• **Records for this task**:
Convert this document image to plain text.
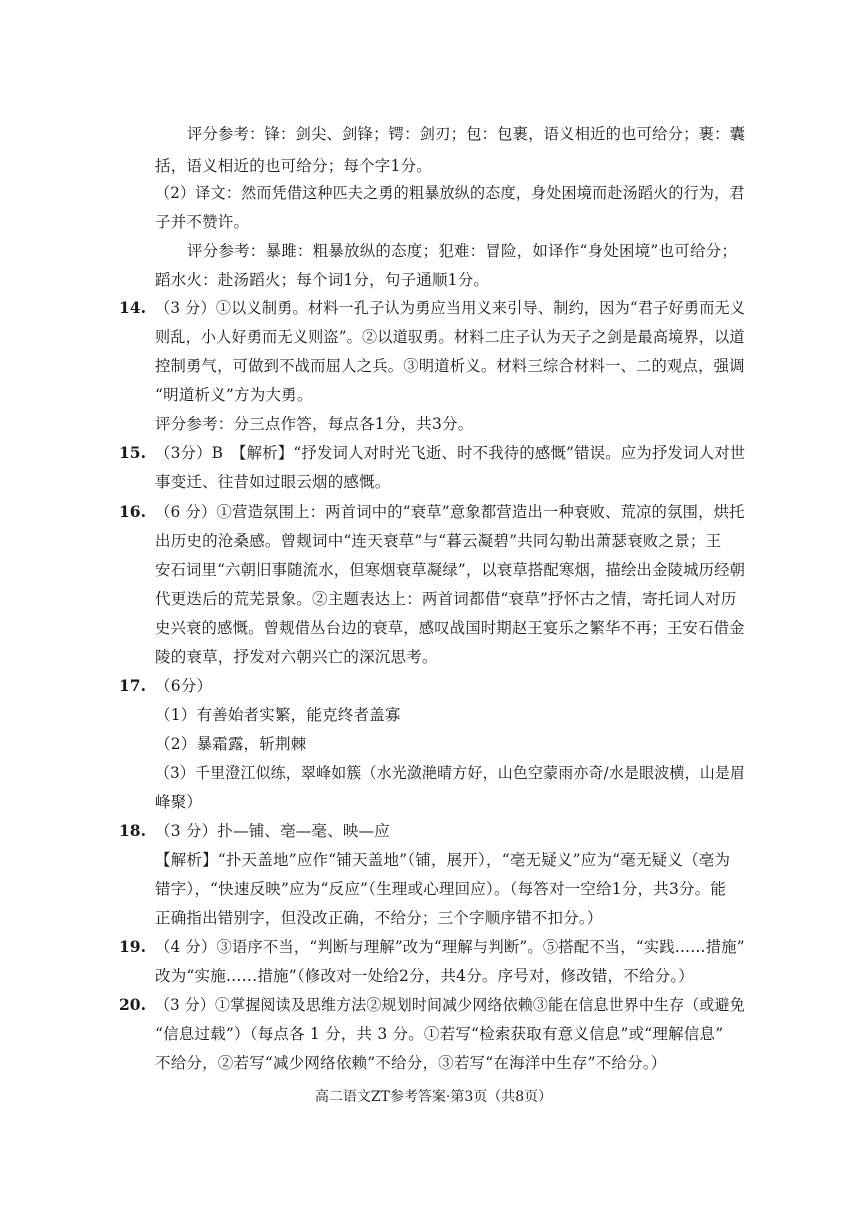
评分参考：锋：剑尖、剑锋；锷：剑刃；包：包裹，语义相近的也可给分；裹：囊
括，语义相近的也可给分；每个字1分。
（2）译文：然而凭借这种匹夫之勇的粗暴放纵的态度，身处困境而赴汤蹈火的行为，君
子并不赞许。
评分参考：暴雎：粗暴放纵的态度；犯难：冒险，如译作“身处困境”也可给分；
蹈水火：赴汤蹈火；每个词1分，句子通顺1分。
14. （3 分）①以义制勇。材料一孔子认为勇应当用义来引导、制约，因为“君子好勇而无义
则乱，小人好勇而无义则盗”。②以道驭勇。材料二庄子认为天子之剑是最高境界，以道
控制勇气，可做到不战而屈人之兵。③明道析义。材料三综合材料一、二的观点，强调
“明道析义”方为大勇。
评分参考：分三点作答，每点各1分，共3分。
15. （3分）B　【解析】“抒发词人对时光飞逝、时不我待的感慨”错误。应为抒发词人对世
事变迁、往昔如过眼云烟的感慨。
16. （6 分）①营造氛围上：两首词中的“衰草”意象都营造出一种衰败、荒凉的氛围，烘托
出历史的沧桑感。曾觌词中“连天衰草”与“暮云凝碧”共同勾勒出萧瑟衰败之景；王
安石词里“六朝旧事随流水，但寒烟衰草凝绿”，以衰草搭配寒烟，描绘出金陵城历经朝
代更迭后的荒芜景象。②主题表达上：两首词都借“衰草”抒怀古之情，寄托词人对历
史兴衰的感慨。曾觌借丛台边的衰草，感叹战国时期赵王宴乐之繁华不再；王安石借金
陵的衰草，抒发对六朝兴亡的深沉思考。
17. （6分）
（1）有善始者实繁，能克终者盖寡
（2）暴霜露，斩荆棘
（3）千里澄江似练，翠峰如簇（水光潋滟晴方好，山色空蒙雨亦奇/水是眼波横，山是眉
峰聚）
18. （3 分）扑—铺、亳—毫、映—应
【解析】“扑天盖地”应作“铺天盖地”（铺，展开），“亳无疑义”应为“毫无疑义（亳为
错字），“快速反映”应为“反应”（生理或心理回应）。（每答对一空给1分，共3分。能
正确指出错别字，但没改正确，不给分；三个字顺序错不扣分。）
19. （4 分）③语序不当，“判断与理解”改为“理解与判断”。⑤搭配不当，“实践……措施”
改为“实施……措施”（修改对一处给2分，共4分。序号对，修改错，不给分。）
20. （3 分）①掌握阅读及思维方法②规划时间减少网络依赖③能在信息世界中生存（或避免
“信息过载”）（每点各 1 分，共 3 分。①若写“检索获取有意义信息”或“理解信息”
不给分，②若写“减少网络依赖”不给分，③若写“在海洋中生存”不给分。）
高二语文ZT参考答案·第3页（共8页）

• **Job**: Your task is to transcribe all of the records precisely, with no images included.

• **The reply**:
Convert this document image to plain text.
评分参考：锋：剑尖、剑锋；锷：剑刃；包：包裹，语义相近的也可给分；裹：囊
括，语义相近的也可给分；每个字1分。
（2）译文：然而凭借这种匹夫之勇的粗暴放纵的态度，身处困境而赴汤蹈火的行为，君
子并不赞许。
评分参考：暴雎：粗暴放纵的态度；犯难：冒险，如译作“身处困境”也可给分；
蹈水火：赴汤蹈火；每个词1分，句子通顺1分。
14. （3 分）①以义制勇。材料一孔子认为勇应当用义来引导、制约，因为“君子好勇而无义
则乱，小人好勇而无义则盗”。②以道驭勇。材料二庄子认为天子之剑是最高境界，以道
控制勇气，可做到不战而屈人之兵。③明道析义。材料三综合材料一、二的观点，强调
“明道析义”方为大勇。
评分参考：分三点作答，每点各1分，共3分。
15. （3分）B　【解析】“抒发词人对时光飞逝、时不我待的感慨”错误。应为抒发词人对世
事变迁、往昔如过眼云烟的感慨。
16. （6 分）①营造氛围上：两首词中的“衰草”意象都营造出一种衰败、荒凉的氛围，烘托
出历史的沧桑感。曾觌词中“连天衰草”与“暮云凝碧”共同勾勒出萧瑟衰败之景；王
安石词里“六朝旧事随流水，但寒烟衰草凝绿”，以衰草搭配寒烟，描绘出金陵城历经朝
代更迭后的荒芜景象。②主题表达上：两首词都借“衰草”抒怀古之情，寄托词人对历
史兴衰的感慨。曾觌借丛台边的衰草，感叹战国时期赵王宴乐之繁华不再；王安石借金
陵的衰草，抒发对六朝兴亡的深沉思考。
17. （6分）
（1）有善始者实繁，能克终者盖寡
（2）暴霜露，斩荆棘
（3）千里澄江似练，翠峰如簇（水光潋滟晴方好，山色空蒙雨亦奇/水是眼波横，山是眉
峰聚）
18. （3 分）扑—铺、亳—毫、映—应
【解析】“扑天盖地”应作“铺天盖地”（铺，展开），“亳无疑义”应为“毫无疑义（亳为
错字），“快速反映”应为“反应”（生理或心理回应）。（每答对一空给1分，共3分。能
正确指出错别字，但没改正确，不给分；三个字顺序错不扣分。）
19. （4 分）③语序不当，“判断与理解”改为“理解与判断”。⑤搭配不当，“实践……措施”
改为“实施……措施”（修改对一处给2分，共4分。序号对，修改错，不给分。）
20. （3 分）①掌握阅读及思维方法②规划时间减少网络依赖③能在信息世界中生存（或避免
“信息过载”）（每点各 1 分，共 3 分。①若写“检索获取有意义信息”或“理解信息”
不给分，②若写“减少网络依赖”不给分，③若写“在海洋中生存”不给分。）
高二语文ZT参考答案·第3页（共8页）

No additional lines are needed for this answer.